- **WHAT TO WORK ON**: Reproduce every line in the listing that contains the word "عمـــر".
◆ ◆ ◆
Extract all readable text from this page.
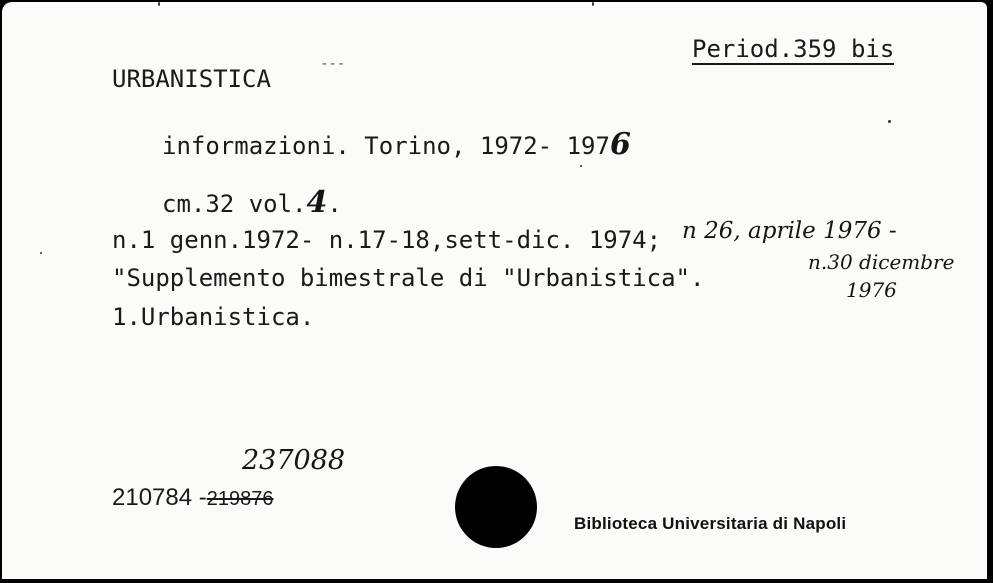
Period.359 bis
URBANISTICA
---
informazioni. Torino, 1972- 1976
cm.32 vol.4.
n.1 genn.1972- n.17-18,sett-dic. 1974; n 26, aprile 1976 -
n.30 dicembre
1976
"Supplemento bimestrale di "Urbanistica".
1.Urbanistica.
237088
210784 -219876
Biblioteca Universitaria di Napoli
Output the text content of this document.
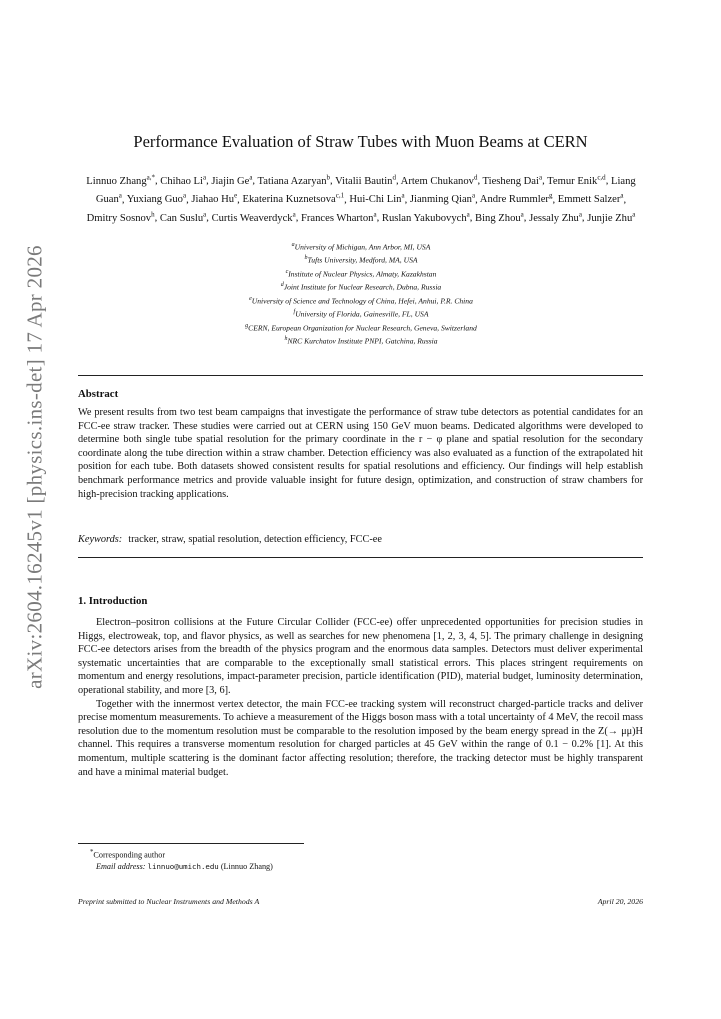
arXiv:2604.16245v1 [physics.ins-det] 17 Apr 2026
Performance Evaluation of Straw Tubes with Muon Beams at CERN
Linnuo Zhang$^{a,*}$, Chihao Li$^a$, Jiajin Ge$^a$, Tatiana Azaryan$^b$, Vitalii Bautin$^d$, Artem Chukanov$^d$, Tiesheng Dai$^a$, Temur Enik$^{c,d}$, Liang Guan$^a$, Yuxiang Guo$^a$, Jiahao Hu$^e$, Ekaterina Kuznetsova$^{c,1}$, Hui-Chi Lin$^a$, Jianming Qian$^a$, Andre Rummler$^g$, Emmett Salzer$^a$, Dmitry Sosnov$^h$, Can Suslu$^a$, Curtis Weaverdyck$^a$, Frances Wharton$^a$, Ruslan Yakubovych$^a$, Bing Zhou$^a$, Jessaly Zhu$^a$, Junjie Zhu$^a$
$^a$University of Michigan, Ann Arbor, MI, USA
$^b$Tufts University, Medford, MA, USA
$^c$Institute of Nuclear Physics, Almaty, Kazakhstan
$^d$Joint Institute for Nuclear Research, Dubna, Russia
$^e$University of Science and Technology of China, Hefei, Anhui, P.R. China
$^f$University of Florida, Gainesville, FL, USA
$^g$CERN, European Organization for Nuclear Research, Geneva, Switzerland
$^h$NRC Kurchatov Institute PNPI, Gatchina, Russia
Abstract
We present results from two test beam campaigns that investigate the performance of straw tube detectors as potential candidates for an FCC-ee straw tracker. These studies were carried out at CERN using 150 GeV muon beams. Dedicated algorithms were developed to determine both single tube spatial resolution for the primary coordinate in the r − φ plane and spatial resolution for the secondary coordinate along the tube direction within a straw chamber. Detection efficiency was also evaluated as a function of the extrapolated hit position for each tube. Both datasets showed consistent results for spatial resolutions and efficiency. Our findings will help establish benchmark performance metrics and provide valuable insight for future design, optimization, and construction of straw chambers for high-precision tracking applications.
Keywords: tracker, straw, spatial resolution, detection efficiency, FCC-ee
1. Introduction

Electron–positron collisions at the Future Circular Collider (FCC-ee) offer unprecedented opportunities for precision studies in Higgs, electroweak, top, and flavor physics, as well as searches for new phenomena [1, 2, 3, 4, 5]. The primary challenge in designing FCC-ee detectors arises from the breadth of the physics program and the enormous data samples. Detectors must deliver experimental systematic uncertainties that are comparable to the exceptionally small statistical errors. This places stringent requirements on momentum and energy resolutions, impact-parameter precision, particle identification (PID), material budget, luminosity determination, operational stability, and more [3, 6].

Together with the innermost vertex detector, the main FCC-ee tracking system will reconstruct charged-particle tracks and deliver precise momentum measurements. To achieve a measurement of the Higgs boson mass with a total uncertainty of 4 MeV, the recoil mass resolution due to the momentum resolution must be comparable to the resolution imposed by the beam energy spread in the Z(→ μμ)H channel. This requires a transverse momentum resolution for charged particles at 45 GeV within the range of 0.1 − 0.2% [1]. At this momentum, multiple scattering is the dominant factor affecting resolution; therefore, the tracking detector must be highly transparent and have a minimal material budget.

*Corresponding author
Email address: linnuo@umich.edu (Linnuo Zhang)
Preprint submitted to Nuclear Instruments and Methods A	April 20, 2026
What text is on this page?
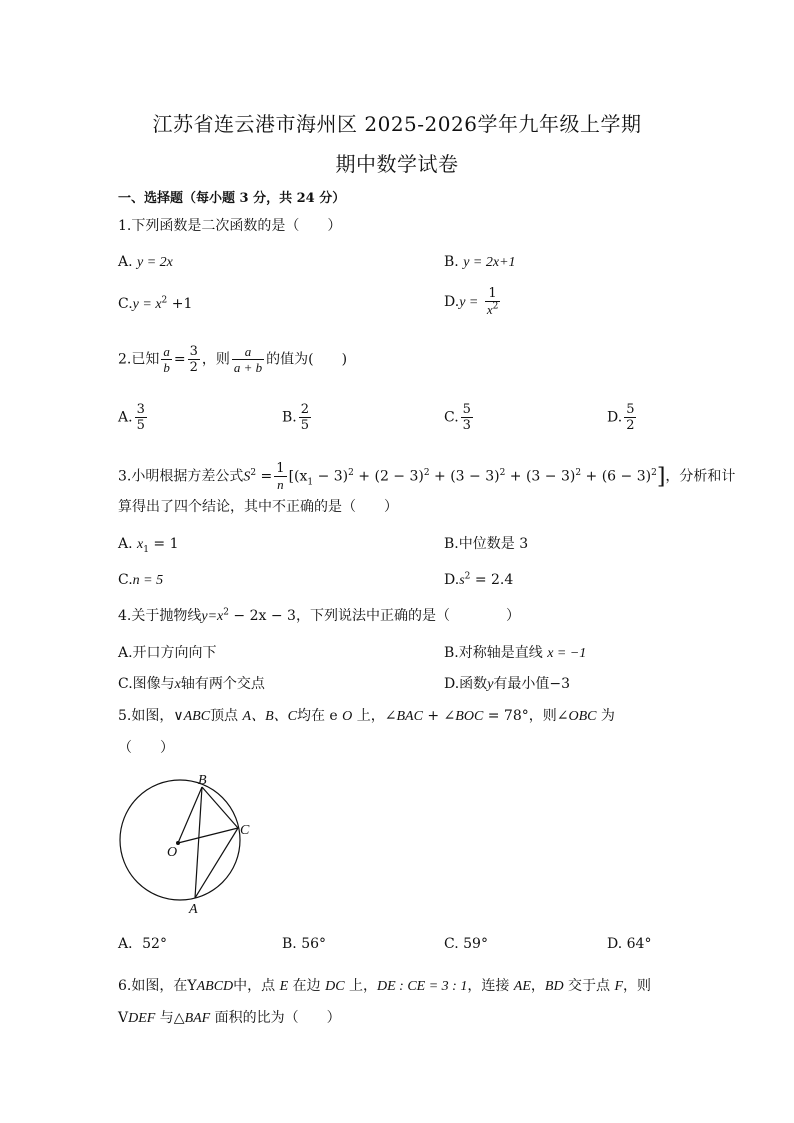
江苏省连云港市海州区 2025-2026学年九年级上学期
期中数学试卷
一、选择题（每小题 3 分，共 24 分）
1.下列函数是二次函数的是（　　）
A. y = 2x	B. y = 2x+1
$C.y = x^2 +1$	$D.y = \frac{1}{x^2}$
2.已知 $\frac{a}{b} = \frac{3}{2}$ ，则 $\frac{a}{a + b}$ 的值为(　　)
A. $\frac{3}{5}$	B. $\frac{2}{5}$	C. $\frac{5}{3}$	D. $\frac{5}{2}$
3.小明根据方差公式$S^2 = \frac{1}{n} [(x_1 - 3)^2 + (2 - 3)^2 + (3 - 3)^2 + (3 - 3)^2 + (6 - 3)^2]$，分析和计
算得出了四个结论，其中不正确的是（　　）
A. $x_1 = 1$	B.中位数是 3
C.n = 5	$D.s^2 = 2.4$
4.关于抛物线$y=x^2 - 2x - 3$，下列说法中正确的是（　　　　）
A.开口方向向下	B.对称轴是直线 x = −1
C.图像与x轴有两个交点	D.函数y有最小值−3
5.如图，∨ABC顶点 A、B、C均在 e O 上，∠BAC + ∠BOC = 78°，则∠OBC 为
（　　）
B
C
O
A
A．52°	B. 56°	C. 59°	D. 64°
6.如图，在YABCD中，点 E 在边 DC 上，DE : CE = 3 : 1，连接 AE，BD 交于点 F，则
VDEF 与△BAF 面积的比为（　　）
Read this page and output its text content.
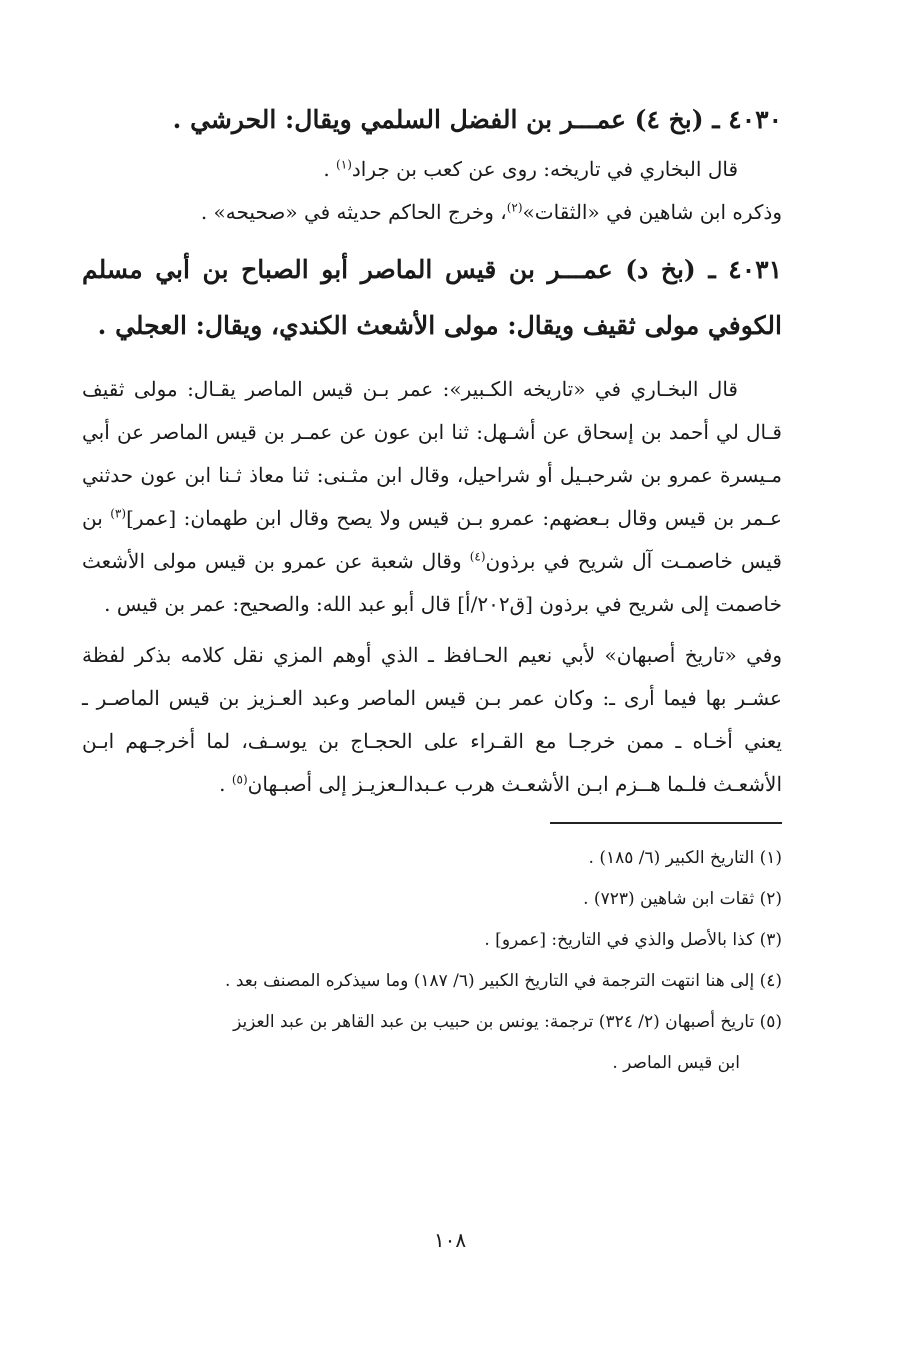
٤٠٣٠ ـ (بخ ٤) عمـــر بن الفضل السلمي ويقال: الحرشي .

قال البخاري في تاريخه: روى عن كعب بن جراد$^{(١)}$ .

وذكره ابن شاهين في «الثقات»$^{(٢)}$، وخرج الحاكم حديثه في «صحيحه» .

٤٠٣١ ـ (بخ د) عمـــر بن قيس الماصر أبو الصباح بن أبي مسلم الكوفي مولى ثقيف ويقال: مولى الأشعث الكندي، ويقال: العجلي .

قال البخـاري في «تاريخه الكـبير»: عمر بـن قيس الماصر يقـال: مولى ثقيف قـال لي أحمد بن إسحاق عن أشـهل: ثنا ابن عون عن عمـر بن قيس الماصر عن أبي مـيسرة عمرو بن شرحبـيل أو شراحيل، وقال ابن مثـنى: ثنا معاذ ثـنا ابن عون حدثني عـمر بن قيس وقال بـعضهم: عمرو بـن قيس ولا يصح وقال ابن طهمان: [عمر]$^{(٣)}$ بن قيس خاصمـت آل شريح في برذون$^{(٤)}$ وقال شعبة عن عمرو بن قيس مولى الأشعث خاصمت إلى شريح في برذون [ق٢٠٢/أ] قال أبو عبد الله: والصحيح: عمر بن قيس .

وفي «تاريخ أصبهان» لأبي نعيم الحـافظ ـ الذي أوهم المزي نقل كلامه بذكر لفظة عشـر بها فيما أرى ـ: وكان عمر بـن قيس الماصر وعبد العـزيز بن قيس الماصـر ـ يعني أخـاه ـ ممن خرجـا مع القـراء على الحجـاج بن يوسـف، لما أخرجـهم ابـن الأشعـث فلـما هــزم ابـن الأشعـث هرب عـبدالـعزيـز إلى أصبـهان$^{(٥)}$ .

(١) التاريخ الكبير (٦/ ١٨٥) .

(٢) ثقات ابن شاهين (٧٢٣) .

(٣) كذا بالأصل والذي في التاريخ: [عمرو] .

(٤) إلى هنا انتهت الترجمة في التاريخ الكبير (٦/ ١٨٧) وما سيذكره المصنف بعد .

(٥) تاريخ أصبهان (٢/ ٣٢٤) ترجمة: يونس بن حبيب بن عبد القاهر بن عبد العزيز

ابن قيس الماصر .

١٠٨
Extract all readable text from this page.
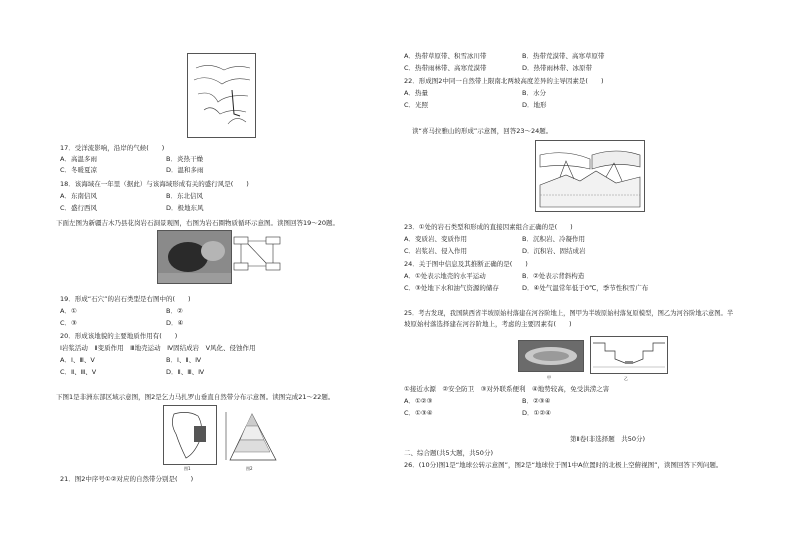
17．受洋流影响，沿岸的气候(　　)
A．高温多雨	B．炎热干燥
C．冬暖夏凉	D．温和多雨
18．该海域在一年里（据此）与该海域形成有关的盛行风是(　　)
A．东南信风	B．东北信风
C．盛行西风	D．极地东风
下面左图为新疆吉木乃县花岗岩石洞景观图，右图为岩石圈物质循环示意图。读图回答19～20题。
19．形成“石穴”的岩石类型是右图中的(　　)
A．①	B．②
C．③	D．④
20．形成该地貌的主要地质作用有(　　)
Ⅰ岩浆活动　Ⅱ变质作用　Ⅲ地壳运动　Ⅳ固结成岩　Ⅴ风化、侵蚀作用
A．Ⅰ、Ⅲ、Ⅴ	B．Ⅰ、Ⅱ、Ⅳ
C．Ⅱ、Ⅲ、Ⅴ	D．Ⅱ、Ⅲ、Ⅳ
下图1是非洲东部区域示意图，图2是乞力马扎罗山垂直自然带分布示意图。读图完成21～22题。
图1	图2
21．图2中序号①②对应的自然带分别是(　　)
A．热带草原带、积雪冰川带	B．热带荒漠带、高寒草原带
C．热带雨林带、高寒荒漠带	D．热带雨林带、冰原带
22．形成图2中同一自然带上限南北两坡高度差异的主导因素是(　　)
A．热量	B．水分
C．光照	D．地形
读“喜马拉雅山的形成”示意图，回答23～24题。
23．①处的岩石类型和形成的直接因素组合正确的是(　　)
A．变质岩、变质作用	B．沉积岩、冷凝作用
C．岩浆岩、侵入作用	D．沉积岩、固结成岩
24．关于图中信息及其推断正确的是(　　)
A．①处表示地壳的水平运动	B．②处表示背斜构造
C．③处地下水和油气资源的储存	D．④处气温常年低于0℃，季节性积雪广布
25．考古发现，我国陕西省半坡原始村落建在河谷阶地上，图甲为半坡原始村落复原模型，图乙为河谷阶地示意图。半
坡原始村落选择建在河谷阶地上，考虑的主要因素有(　　)
甲	乙
①接近水源　②安全防卫　③对外联系便利　④地势较高，免受洪涝之害
A．①②③	B．②③④
C．①③④	D．①②④
第Ⅱ卷(非选择题　共50分)
二、综合题(共5大题，共50分)
26．(10分)图1是“地球公转示意图”，图2是“地球位于图1中A位置时的北极上空俯视图”，读图回答下列问题。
◆ ◆ ◆
- **ANSWER TO THIS PROBLEM**:
٤٠٣٠ ـ (بخ ٤) عمـــر بن الفضل السلمي ويقال: الحرشي .
٤٠٣١ ـ (بخ د) عمـــر بن قيس الماصر أبو الصباح بن أبي مسلم الكوفي مولى ثقيف ويقال: مولى الأشعث الكندي، ويقال: العجلي .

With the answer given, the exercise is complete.